**Record set**.
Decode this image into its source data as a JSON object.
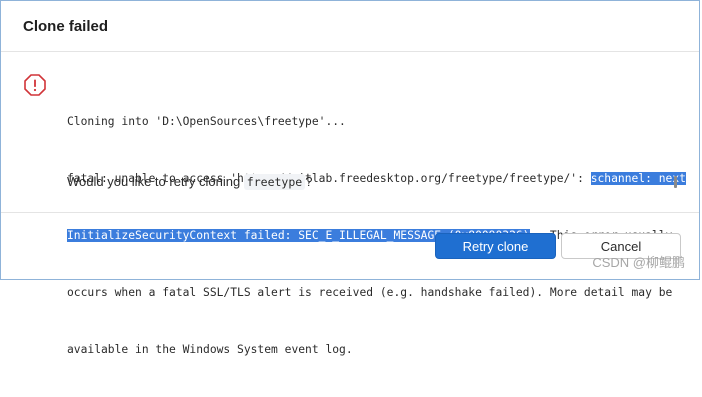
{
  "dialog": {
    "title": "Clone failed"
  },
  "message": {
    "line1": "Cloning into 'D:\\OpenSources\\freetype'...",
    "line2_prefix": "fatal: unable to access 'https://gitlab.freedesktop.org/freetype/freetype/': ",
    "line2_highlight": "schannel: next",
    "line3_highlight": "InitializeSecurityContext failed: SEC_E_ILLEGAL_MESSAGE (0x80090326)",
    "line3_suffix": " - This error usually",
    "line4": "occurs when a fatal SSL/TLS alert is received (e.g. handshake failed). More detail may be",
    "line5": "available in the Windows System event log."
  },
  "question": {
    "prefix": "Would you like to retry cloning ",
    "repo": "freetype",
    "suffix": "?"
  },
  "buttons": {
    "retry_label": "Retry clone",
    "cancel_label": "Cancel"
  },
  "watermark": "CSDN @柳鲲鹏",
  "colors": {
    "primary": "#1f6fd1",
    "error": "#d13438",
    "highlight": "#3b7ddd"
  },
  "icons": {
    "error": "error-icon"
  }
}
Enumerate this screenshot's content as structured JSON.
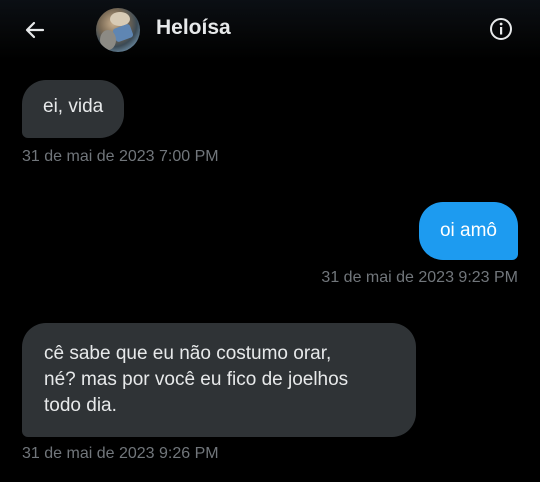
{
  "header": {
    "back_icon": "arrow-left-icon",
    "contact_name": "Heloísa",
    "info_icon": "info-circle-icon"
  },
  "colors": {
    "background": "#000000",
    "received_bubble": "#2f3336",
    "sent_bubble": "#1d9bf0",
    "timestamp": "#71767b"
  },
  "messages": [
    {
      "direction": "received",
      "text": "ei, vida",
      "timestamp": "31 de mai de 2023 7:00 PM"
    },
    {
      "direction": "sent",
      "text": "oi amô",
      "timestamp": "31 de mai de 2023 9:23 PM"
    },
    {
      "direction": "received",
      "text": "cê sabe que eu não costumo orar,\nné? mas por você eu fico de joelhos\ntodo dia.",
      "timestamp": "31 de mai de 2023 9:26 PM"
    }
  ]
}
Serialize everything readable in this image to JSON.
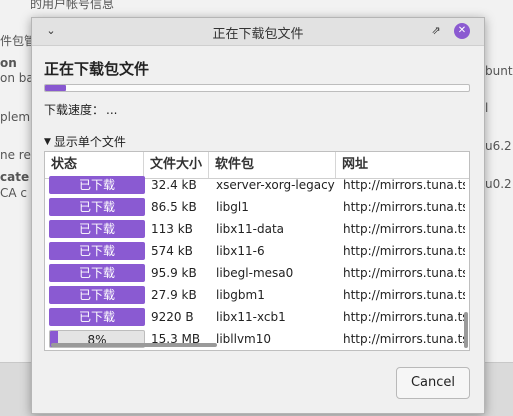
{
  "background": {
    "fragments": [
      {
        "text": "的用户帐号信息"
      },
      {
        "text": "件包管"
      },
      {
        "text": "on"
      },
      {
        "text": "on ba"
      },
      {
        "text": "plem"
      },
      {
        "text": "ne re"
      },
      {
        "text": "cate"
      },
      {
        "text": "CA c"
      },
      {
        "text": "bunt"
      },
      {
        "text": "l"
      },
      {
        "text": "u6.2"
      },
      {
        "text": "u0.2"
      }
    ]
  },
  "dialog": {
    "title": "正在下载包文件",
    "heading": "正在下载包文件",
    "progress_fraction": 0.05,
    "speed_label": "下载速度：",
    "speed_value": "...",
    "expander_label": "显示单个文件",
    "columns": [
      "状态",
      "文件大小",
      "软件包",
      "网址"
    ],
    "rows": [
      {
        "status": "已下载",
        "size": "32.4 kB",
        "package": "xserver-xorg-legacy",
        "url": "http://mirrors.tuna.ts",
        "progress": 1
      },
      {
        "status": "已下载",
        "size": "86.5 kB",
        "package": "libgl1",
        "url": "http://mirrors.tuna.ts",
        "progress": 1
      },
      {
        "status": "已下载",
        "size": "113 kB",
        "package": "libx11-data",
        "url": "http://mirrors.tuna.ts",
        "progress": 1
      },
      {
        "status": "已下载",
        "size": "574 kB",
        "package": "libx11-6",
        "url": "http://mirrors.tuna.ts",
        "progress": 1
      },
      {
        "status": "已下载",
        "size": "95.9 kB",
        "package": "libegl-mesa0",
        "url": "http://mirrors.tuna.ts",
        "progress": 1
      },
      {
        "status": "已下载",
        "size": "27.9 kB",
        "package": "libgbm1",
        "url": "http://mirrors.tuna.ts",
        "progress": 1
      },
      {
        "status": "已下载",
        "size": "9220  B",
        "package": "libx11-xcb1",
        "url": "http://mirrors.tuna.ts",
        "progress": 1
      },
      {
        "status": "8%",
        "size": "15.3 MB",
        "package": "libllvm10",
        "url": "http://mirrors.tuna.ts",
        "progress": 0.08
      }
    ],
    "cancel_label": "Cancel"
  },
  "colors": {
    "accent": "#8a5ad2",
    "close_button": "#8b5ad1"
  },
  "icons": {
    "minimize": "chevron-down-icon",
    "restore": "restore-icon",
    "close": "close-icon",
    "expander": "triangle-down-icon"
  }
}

---

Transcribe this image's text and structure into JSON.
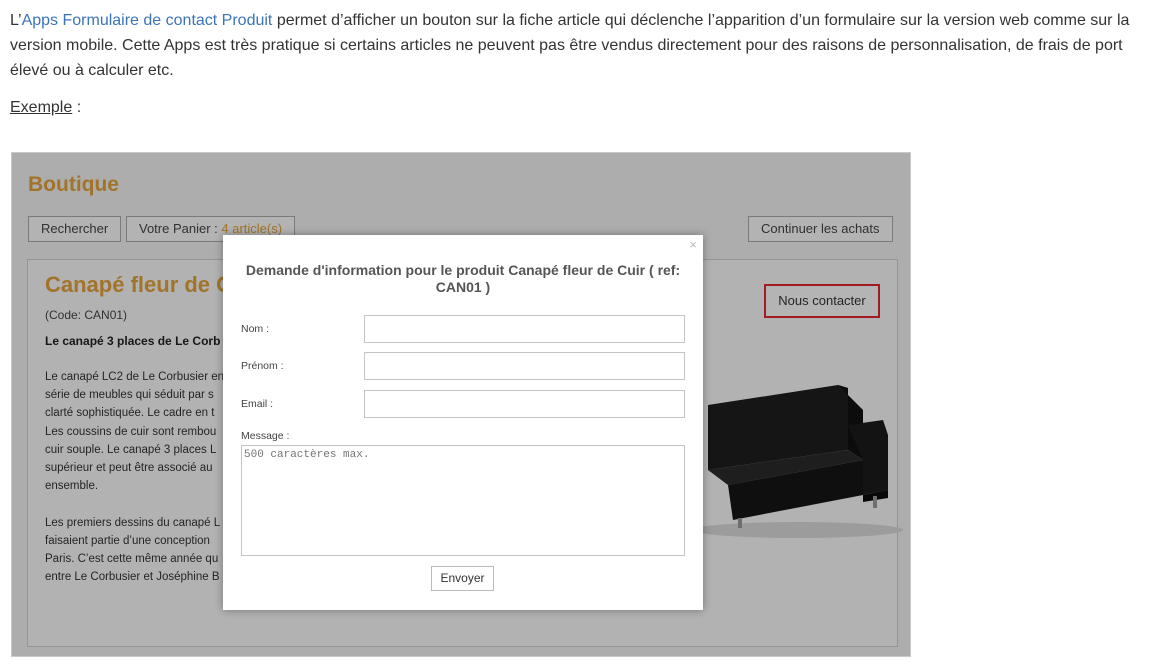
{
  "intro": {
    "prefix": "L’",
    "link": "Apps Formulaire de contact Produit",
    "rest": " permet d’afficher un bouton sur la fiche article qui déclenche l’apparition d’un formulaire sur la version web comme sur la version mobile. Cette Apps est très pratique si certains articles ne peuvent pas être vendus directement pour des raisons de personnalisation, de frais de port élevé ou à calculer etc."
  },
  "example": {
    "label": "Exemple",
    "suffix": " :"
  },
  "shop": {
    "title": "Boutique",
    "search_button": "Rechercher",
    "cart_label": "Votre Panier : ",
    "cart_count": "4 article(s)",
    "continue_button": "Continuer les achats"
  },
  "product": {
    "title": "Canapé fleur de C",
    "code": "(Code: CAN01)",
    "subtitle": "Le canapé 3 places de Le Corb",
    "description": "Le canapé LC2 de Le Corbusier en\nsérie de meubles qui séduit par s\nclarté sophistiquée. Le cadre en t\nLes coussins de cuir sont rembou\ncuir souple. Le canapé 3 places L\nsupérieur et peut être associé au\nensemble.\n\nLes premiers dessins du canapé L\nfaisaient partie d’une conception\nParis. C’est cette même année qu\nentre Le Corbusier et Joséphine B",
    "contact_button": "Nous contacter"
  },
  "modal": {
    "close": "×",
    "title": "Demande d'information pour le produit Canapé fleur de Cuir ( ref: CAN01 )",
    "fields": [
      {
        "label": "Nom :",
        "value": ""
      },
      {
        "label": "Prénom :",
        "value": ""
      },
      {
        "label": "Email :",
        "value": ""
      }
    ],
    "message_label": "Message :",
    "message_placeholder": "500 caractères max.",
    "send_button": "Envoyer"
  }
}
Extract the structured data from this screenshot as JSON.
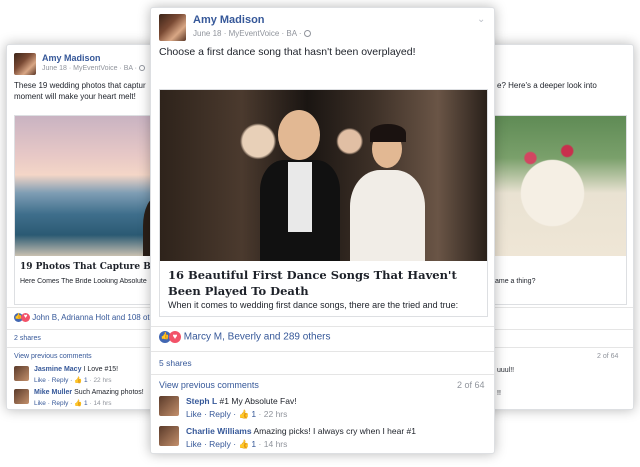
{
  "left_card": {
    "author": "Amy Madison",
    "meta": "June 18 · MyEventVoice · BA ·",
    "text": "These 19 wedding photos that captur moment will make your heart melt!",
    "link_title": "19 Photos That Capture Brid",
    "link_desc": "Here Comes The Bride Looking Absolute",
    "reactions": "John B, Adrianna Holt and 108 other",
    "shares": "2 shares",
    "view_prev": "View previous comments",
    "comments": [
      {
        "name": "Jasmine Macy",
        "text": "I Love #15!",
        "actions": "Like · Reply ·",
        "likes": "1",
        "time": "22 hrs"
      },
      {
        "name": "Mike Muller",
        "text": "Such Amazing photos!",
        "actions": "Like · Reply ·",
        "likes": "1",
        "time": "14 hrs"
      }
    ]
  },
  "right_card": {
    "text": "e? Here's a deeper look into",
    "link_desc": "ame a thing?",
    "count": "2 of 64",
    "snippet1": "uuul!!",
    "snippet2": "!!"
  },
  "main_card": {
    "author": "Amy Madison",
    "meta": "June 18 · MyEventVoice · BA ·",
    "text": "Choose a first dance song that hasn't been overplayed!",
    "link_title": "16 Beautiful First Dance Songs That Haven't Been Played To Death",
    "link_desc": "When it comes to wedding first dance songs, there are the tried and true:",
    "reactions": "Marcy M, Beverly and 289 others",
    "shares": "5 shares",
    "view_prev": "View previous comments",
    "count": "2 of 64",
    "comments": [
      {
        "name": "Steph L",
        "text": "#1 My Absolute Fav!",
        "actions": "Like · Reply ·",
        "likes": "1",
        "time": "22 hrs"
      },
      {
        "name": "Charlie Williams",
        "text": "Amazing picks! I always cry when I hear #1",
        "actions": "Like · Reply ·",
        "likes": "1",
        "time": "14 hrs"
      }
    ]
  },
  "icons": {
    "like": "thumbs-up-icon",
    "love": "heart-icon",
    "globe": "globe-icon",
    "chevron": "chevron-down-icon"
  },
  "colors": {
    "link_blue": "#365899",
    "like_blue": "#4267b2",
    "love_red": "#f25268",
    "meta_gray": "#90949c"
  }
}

...

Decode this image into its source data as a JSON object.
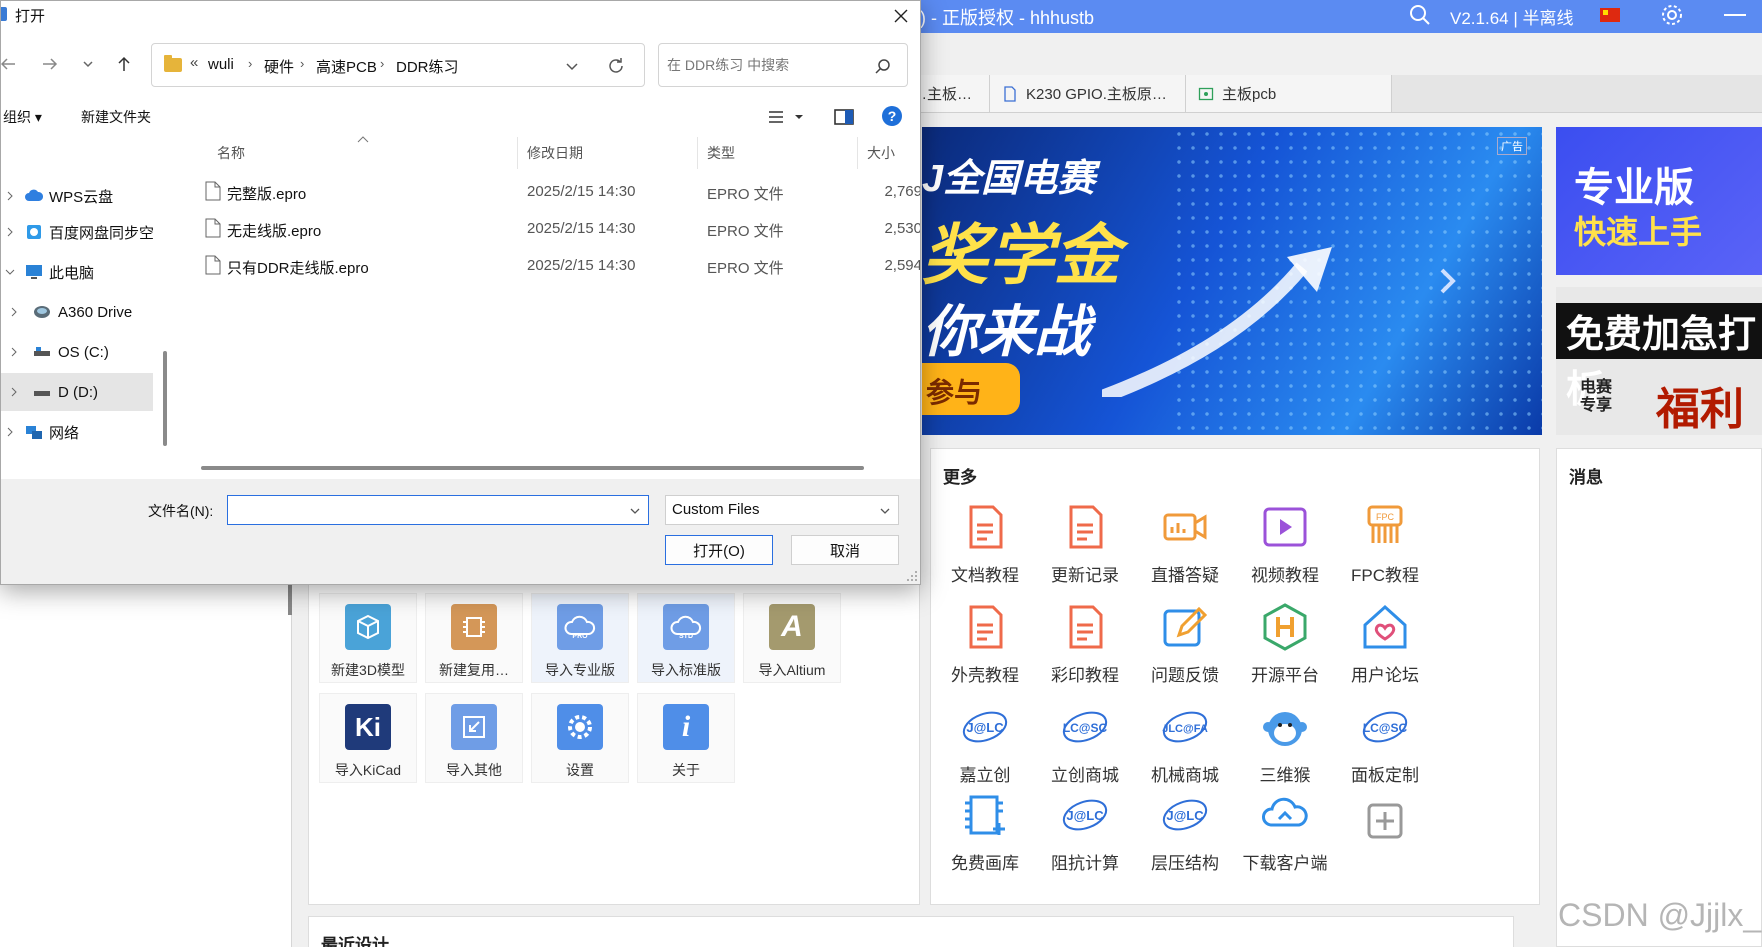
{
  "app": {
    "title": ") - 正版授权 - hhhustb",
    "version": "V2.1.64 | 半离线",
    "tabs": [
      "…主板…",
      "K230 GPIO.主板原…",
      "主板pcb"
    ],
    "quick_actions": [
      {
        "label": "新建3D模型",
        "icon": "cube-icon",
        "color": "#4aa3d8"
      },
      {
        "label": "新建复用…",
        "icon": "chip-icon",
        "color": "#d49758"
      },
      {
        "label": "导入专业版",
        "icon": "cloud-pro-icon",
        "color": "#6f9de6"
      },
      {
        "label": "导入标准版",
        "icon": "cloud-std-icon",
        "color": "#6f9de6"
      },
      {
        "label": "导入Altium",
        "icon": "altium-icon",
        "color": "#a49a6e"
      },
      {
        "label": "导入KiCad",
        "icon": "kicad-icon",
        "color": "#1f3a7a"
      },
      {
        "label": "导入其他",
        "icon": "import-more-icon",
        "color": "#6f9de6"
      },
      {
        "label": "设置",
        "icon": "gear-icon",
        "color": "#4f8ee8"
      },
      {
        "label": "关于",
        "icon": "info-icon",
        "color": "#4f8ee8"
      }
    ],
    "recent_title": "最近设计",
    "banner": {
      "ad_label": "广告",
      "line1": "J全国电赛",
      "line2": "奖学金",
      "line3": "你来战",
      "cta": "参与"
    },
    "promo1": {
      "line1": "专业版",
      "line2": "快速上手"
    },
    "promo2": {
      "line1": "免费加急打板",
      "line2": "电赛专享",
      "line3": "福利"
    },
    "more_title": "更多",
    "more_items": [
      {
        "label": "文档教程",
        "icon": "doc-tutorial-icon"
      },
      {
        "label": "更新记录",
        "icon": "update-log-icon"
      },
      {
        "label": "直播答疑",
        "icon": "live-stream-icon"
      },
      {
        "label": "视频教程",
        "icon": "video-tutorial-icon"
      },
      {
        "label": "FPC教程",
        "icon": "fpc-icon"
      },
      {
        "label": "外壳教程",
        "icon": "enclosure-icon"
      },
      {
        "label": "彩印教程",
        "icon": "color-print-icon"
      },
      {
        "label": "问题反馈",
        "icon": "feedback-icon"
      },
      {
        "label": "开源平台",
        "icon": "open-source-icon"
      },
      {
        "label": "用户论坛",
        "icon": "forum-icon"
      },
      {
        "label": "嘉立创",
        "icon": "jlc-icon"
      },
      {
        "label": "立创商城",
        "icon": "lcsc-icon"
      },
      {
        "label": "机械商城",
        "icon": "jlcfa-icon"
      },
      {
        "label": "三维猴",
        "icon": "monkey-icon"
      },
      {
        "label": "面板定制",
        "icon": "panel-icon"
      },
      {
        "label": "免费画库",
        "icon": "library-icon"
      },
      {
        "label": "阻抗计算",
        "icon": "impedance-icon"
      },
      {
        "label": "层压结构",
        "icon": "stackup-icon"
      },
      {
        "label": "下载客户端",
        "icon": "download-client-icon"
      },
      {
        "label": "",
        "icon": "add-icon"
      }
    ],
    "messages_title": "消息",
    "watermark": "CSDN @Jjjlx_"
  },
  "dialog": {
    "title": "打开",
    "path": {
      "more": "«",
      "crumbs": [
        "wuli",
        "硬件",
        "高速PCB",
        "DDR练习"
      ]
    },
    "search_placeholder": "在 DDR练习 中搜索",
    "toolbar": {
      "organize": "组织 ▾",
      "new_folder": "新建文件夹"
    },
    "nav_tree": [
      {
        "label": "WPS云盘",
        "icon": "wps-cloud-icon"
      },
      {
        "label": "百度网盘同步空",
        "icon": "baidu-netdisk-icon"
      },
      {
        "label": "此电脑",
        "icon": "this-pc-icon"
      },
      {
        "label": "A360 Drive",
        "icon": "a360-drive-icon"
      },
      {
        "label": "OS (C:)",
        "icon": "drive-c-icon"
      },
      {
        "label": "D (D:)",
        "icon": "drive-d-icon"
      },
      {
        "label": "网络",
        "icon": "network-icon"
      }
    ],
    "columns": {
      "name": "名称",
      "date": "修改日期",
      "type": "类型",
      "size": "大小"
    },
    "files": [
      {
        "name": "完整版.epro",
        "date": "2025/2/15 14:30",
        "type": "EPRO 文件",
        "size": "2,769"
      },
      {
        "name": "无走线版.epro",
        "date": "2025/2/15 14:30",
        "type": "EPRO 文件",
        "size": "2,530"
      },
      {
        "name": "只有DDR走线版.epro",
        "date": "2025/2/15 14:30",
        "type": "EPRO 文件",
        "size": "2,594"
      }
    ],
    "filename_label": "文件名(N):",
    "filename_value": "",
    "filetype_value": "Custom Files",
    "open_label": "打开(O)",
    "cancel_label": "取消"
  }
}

**Aim**. Copy every line of the entries above in which "version" occurs.

**Correct answer**.
    "rest": " permet d’afficher un bouton sur la fiche article qui déclenche l’apparition d’un formulaire sur la version web comme sur la version mobile. Cette Apps est très pratique si certains articles ne peuvent pas être vendus directement pour des raisons de personnalisation, de frais de port élevé ou à calculer etc."
    "version": "V2.1.64 | 半离线",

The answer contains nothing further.